_Exercise details:_ Identify all lines in the data containing the string "watermark". Copy them out.

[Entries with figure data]
※
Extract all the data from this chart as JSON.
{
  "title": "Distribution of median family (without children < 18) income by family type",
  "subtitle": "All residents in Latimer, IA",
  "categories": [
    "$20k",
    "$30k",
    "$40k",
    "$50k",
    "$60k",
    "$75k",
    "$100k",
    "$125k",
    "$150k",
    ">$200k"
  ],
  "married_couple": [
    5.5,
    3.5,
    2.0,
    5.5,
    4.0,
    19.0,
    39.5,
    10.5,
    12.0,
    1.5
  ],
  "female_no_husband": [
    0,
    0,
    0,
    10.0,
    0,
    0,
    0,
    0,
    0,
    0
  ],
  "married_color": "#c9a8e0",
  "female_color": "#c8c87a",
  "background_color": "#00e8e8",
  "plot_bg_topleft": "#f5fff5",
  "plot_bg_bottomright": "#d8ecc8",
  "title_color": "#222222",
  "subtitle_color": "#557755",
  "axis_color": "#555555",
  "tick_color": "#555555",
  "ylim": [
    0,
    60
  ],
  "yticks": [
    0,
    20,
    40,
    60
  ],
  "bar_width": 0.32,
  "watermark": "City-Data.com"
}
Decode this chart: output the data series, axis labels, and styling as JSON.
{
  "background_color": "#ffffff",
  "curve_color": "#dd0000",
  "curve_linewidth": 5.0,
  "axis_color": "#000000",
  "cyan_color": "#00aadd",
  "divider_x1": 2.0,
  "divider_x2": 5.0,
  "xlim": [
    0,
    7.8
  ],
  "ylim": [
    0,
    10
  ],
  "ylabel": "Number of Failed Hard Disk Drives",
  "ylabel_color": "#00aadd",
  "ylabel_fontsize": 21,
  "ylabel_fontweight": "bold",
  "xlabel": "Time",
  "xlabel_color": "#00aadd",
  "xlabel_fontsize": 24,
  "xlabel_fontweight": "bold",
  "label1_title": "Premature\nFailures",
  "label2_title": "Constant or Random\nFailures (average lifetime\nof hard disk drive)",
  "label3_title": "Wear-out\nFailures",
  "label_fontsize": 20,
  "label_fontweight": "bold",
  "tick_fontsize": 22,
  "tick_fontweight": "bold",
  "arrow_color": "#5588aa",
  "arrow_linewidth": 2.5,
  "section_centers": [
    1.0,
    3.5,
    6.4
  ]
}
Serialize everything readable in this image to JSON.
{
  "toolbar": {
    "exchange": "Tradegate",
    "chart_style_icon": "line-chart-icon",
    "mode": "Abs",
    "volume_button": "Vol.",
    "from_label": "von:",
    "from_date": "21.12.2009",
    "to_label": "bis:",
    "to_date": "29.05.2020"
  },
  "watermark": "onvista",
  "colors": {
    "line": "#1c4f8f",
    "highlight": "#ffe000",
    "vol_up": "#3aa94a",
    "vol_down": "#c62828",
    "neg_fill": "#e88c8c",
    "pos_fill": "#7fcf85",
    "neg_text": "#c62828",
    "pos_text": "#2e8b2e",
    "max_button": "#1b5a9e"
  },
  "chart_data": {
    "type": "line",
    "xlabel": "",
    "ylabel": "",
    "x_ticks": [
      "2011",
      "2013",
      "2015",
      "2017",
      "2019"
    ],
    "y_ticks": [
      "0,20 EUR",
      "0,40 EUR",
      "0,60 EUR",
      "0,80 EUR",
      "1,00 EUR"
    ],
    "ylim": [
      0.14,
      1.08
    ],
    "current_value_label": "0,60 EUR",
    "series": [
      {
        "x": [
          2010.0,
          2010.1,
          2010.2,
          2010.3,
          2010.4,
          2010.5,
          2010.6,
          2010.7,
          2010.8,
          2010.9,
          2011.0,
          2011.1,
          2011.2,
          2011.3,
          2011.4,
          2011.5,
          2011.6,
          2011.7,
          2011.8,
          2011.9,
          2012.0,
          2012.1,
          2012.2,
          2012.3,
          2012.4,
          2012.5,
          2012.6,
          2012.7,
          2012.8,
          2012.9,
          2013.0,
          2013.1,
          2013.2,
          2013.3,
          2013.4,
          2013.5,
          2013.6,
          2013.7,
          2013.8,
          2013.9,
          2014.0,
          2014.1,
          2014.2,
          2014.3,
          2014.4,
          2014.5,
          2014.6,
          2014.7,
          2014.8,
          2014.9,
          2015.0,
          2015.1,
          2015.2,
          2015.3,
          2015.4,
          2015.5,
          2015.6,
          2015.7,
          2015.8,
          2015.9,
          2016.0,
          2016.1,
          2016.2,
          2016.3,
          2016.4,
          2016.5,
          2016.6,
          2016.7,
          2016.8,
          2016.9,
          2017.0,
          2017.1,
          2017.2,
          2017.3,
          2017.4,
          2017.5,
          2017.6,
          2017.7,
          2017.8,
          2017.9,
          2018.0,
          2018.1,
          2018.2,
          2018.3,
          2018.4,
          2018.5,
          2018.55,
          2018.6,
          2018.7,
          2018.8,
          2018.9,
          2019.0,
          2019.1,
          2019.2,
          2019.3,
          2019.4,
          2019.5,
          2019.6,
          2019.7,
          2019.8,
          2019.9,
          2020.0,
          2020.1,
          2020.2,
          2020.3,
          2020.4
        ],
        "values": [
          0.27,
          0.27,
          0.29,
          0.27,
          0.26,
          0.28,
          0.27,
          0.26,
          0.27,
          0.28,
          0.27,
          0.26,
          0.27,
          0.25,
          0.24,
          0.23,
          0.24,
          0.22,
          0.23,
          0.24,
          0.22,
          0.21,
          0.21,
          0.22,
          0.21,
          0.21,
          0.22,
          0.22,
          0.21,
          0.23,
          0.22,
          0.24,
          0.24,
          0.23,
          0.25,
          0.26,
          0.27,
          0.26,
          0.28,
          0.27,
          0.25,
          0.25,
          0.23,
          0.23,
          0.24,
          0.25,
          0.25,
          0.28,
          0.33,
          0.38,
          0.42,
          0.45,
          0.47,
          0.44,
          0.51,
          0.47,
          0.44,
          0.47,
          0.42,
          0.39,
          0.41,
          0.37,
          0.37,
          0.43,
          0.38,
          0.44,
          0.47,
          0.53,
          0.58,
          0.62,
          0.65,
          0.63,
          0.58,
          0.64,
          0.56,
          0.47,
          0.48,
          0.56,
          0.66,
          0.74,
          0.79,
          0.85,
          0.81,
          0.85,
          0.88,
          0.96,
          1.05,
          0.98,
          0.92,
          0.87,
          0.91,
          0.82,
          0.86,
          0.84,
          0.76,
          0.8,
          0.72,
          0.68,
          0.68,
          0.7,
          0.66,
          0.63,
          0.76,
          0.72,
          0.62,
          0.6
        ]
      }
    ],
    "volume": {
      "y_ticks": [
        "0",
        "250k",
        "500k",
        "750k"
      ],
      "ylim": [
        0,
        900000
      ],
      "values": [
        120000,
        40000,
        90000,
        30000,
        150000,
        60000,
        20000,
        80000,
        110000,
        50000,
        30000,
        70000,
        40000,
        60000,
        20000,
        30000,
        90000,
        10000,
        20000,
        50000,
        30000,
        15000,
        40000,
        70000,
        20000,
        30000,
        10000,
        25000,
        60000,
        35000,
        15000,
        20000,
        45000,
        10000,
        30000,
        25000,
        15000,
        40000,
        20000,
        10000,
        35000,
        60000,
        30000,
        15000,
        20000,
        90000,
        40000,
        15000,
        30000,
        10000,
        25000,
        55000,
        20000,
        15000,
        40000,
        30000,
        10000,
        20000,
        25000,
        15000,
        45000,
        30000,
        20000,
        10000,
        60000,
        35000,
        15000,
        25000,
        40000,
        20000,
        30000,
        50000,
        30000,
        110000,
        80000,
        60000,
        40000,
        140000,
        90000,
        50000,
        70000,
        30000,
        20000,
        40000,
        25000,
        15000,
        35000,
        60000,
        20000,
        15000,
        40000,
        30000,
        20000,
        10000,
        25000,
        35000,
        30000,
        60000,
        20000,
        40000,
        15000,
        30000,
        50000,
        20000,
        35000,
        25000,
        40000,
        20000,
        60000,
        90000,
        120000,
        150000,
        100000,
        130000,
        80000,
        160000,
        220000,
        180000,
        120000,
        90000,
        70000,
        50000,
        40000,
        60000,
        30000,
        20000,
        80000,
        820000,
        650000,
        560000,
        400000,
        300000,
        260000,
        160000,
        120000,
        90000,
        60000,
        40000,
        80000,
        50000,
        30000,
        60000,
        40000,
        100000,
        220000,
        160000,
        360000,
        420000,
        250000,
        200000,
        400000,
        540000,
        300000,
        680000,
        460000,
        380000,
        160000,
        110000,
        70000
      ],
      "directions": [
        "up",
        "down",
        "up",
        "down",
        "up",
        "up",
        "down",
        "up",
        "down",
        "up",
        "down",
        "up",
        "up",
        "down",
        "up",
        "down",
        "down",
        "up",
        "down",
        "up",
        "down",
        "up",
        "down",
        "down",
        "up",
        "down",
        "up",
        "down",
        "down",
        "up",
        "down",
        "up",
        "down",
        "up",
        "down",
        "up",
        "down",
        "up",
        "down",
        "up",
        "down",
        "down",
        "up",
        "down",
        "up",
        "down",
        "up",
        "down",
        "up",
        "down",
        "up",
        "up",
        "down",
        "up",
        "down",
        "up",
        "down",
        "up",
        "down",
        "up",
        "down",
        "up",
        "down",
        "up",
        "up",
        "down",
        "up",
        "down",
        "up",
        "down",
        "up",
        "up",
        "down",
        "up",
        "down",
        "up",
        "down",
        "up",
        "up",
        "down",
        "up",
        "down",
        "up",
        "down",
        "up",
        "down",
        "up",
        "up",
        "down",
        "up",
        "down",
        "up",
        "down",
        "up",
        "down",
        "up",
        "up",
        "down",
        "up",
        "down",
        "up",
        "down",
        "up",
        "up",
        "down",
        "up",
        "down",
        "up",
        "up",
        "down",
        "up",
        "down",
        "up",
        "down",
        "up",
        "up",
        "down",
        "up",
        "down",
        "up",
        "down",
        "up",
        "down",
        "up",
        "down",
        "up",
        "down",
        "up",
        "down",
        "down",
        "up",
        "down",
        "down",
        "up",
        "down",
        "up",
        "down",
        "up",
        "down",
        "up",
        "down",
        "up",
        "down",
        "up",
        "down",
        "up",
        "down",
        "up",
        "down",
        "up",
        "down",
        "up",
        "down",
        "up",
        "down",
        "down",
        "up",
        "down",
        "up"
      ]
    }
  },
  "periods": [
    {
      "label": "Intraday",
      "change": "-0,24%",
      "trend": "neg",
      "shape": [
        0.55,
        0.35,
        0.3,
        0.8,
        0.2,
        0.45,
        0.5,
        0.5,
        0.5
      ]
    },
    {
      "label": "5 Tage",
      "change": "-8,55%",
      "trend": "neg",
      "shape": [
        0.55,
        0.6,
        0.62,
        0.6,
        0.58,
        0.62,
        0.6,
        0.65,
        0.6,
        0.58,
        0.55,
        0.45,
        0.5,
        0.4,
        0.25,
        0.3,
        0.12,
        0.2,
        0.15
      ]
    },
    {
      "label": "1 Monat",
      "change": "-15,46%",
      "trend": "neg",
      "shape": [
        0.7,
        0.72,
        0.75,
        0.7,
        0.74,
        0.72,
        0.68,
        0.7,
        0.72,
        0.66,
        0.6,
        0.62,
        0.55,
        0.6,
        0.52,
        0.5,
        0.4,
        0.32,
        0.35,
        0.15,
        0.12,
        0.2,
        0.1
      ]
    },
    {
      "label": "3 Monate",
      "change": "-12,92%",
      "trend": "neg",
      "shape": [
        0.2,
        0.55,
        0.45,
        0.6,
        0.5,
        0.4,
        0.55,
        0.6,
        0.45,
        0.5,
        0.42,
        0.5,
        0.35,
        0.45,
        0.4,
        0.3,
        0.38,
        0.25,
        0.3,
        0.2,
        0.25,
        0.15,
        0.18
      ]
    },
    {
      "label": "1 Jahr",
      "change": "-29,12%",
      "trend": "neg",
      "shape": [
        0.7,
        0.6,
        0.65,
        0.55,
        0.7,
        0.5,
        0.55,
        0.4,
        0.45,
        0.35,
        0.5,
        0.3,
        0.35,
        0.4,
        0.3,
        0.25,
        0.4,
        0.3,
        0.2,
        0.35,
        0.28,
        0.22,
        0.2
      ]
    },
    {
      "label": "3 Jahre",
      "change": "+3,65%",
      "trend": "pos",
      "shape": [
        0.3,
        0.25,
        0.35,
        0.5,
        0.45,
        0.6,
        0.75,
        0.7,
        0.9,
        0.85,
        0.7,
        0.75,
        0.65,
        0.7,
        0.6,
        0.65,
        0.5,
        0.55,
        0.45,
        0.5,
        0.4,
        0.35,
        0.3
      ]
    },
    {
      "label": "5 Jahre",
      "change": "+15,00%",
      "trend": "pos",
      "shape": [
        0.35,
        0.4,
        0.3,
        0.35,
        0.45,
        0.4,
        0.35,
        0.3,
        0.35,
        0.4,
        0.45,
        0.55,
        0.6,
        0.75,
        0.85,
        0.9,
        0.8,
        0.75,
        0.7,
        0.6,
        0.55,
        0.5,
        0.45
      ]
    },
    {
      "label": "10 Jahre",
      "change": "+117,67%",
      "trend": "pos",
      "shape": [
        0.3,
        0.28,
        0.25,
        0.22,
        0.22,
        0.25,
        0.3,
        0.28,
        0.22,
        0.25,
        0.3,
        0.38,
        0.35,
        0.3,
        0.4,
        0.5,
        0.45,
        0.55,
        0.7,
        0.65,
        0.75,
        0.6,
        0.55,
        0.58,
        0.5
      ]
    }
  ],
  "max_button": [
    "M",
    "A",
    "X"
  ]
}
※
_Result:_
  "watermark": "City-Data.com"
  "watermark": "onvista",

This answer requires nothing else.